» **EXERCISE BRIEF**
Search the records below for "anteckningar"; copy each line that has it.

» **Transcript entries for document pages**
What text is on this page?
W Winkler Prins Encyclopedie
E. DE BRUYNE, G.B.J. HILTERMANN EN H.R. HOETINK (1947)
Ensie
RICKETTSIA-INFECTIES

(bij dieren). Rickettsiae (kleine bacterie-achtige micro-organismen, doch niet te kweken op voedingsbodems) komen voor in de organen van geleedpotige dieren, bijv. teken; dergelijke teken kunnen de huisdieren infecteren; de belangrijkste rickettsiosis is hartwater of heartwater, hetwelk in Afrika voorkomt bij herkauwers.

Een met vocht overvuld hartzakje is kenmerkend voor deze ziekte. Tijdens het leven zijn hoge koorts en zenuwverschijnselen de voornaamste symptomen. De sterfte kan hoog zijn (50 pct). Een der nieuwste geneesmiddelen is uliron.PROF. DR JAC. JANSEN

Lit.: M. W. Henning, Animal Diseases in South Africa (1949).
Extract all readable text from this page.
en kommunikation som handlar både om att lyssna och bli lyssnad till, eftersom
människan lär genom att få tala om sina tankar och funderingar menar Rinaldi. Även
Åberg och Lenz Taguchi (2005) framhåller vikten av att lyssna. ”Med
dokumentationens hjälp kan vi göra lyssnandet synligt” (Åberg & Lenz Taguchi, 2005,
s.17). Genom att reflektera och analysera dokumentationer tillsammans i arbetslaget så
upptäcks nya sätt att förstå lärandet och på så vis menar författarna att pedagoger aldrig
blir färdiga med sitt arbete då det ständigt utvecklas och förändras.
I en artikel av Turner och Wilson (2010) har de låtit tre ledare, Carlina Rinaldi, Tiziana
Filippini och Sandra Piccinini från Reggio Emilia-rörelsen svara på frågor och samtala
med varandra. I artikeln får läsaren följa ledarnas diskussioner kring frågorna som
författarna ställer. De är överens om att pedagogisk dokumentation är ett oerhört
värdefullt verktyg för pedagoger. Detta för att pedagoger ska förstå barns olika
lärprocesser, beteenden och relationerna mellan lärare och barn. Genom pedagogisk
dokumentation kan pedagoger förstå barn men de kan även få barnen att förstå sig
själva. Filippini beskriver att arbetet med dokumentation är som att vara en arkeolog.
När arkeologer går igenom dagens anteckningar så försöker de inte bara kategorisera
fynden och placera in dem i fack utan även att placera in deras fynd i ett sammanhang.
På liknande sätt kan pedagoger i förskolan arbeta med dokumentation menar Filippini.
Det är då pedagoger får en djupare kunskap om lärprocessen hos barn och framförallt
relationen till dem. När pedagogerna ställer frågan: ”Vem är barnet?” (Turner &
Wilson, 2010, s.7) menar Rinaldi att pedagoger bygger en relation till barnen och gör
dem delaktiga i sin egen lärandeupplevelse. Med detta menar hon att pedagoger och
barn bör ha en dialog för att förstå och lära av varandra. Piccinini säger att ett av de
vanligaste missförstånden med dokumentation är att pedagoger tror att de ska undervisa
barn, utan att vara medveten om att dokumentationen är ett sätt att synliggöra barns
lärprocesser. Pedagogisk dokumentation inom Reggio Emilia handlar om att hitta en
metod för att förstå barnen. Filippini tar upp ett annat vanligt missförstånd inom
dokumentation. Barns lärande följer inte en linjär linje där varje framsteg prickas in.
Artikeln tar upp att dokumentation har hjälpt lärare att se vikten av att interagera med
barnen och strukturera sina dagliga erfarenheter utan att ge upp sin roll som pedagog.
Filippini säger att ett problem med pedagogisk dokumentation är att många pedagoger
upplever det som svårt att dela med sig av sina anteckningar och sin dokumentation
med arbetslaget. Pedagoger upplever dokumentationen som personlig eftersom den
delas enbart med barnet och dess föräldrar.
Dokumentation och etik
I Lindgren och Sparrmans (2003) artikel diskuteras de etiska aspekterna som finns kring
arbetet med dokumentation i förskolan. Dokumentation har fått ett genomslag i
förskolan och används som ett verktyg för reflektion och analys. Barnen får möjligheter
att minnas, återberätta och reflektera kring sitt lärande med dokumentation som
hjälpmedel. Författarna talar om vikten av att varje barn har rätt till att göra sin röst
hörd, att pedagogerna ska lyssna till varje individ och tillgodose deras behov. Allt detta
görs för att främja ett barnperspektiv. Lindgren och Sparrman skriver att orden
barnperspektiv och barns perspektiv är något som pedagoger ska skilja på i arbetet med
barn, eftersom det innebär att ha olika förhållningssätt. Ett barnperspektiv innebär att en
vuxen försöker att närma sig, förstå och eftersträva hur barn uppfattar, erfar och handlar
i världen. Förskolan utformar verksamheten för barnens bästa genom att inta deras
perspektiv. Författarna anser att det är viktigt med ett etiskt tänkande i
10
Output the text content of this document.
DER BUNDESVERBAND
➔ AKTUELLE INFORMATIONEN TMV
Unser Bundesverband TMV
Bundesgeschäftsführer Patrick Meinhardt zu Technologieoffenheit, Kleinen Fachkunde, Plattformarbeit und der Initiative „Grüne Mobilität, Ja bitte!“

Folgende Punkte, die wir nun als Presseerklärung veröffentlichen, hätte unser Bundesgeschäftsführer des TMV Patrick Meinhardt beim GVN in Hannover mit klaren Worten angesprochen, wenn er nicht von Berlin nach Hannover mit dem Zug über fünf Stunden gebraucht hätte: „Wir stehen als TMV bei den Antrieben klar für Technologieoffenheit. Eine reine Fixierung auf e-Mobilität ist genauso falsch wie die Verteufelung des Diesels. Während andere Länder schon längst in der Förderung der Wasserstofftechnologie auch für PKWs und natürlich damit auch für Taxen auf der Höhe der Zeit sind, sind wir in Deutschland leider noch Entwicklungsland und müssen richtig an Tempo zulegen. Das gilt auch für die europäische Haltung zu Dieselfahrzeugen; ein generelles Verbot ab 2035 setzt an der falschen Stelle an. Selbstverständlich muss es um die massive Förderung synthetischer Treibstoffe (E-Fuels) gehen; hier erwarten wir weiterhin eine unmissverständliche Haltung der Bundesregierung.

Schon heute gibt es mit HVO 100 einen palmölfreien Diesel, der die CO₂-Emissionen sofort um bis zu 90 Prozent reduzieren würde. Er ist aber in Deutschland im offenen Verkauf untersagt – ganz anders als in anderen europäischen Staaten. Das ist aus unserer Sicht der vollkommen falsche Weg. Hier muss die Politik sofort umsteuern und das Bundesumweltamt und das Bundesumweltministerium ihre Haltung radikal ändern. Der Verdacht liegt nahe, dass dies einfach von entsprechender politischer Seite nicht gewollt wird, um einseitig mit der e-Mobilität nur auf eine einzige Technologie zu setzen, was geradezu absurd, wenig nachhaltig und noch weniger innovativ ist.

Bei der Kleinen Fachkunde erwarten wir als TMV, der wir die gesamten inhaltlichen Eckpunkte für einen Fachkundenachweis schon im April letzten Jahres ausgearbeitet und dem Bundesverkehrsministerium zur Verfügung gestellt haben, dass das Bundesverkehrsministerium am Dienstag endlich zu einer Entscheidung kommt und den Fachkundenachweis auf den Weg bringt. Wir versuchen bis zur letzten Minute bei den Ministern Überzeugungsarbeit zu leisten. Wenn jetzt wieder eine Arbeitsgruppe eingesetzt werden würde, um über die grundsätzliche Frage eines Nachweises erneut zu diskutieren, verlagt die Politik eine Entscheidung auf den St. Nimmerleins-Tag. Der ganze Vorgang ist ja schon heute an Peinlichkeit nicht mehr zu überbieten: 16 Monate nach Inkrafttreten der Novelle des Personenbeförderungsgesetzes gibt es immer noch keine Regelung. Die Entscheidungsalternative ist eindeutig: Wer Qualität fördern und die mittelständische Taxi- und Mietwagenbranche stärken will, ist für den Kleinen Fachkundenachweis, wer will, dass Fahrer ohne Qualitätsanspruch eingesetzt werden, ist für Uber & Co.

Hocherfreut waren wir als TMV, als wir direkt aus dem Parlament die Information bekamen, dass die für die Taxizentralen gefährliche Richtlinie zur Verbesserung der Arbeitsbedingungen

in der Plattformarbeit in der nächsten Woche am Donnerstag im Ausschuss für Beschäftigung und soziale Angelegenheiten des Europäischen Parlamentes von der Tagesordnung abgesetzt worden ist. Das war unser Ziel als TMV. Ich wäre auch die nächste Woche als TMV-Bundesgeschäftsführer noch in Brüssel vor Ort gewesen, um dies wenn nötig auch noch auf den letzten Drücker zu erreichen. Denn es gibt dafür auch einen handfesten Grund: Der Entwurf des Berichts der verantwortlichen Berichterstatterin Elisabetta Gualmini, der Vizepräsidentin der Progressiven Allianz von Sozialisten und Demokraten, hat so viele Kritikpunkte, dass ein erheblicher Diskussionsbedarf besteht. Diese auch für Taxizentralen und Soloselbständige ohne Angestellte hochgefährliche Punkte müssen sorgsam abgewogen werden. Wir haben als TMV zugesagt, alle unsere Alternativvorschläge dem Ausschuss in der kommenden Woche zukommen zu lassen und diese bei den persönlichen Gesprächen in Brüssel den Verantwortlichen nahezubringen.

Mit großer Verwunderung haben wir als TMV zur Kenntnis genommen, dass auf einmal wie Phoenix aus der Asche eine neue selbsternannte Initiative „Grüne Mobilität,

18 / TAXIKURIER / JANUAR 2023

» **OUTPUT BELOW**
När arkeologer går igenom dagens anteckningar så försöker de inte bara kategorisera
upplever det som svårt att dela med sig av sina anteckningar och sin dokumentation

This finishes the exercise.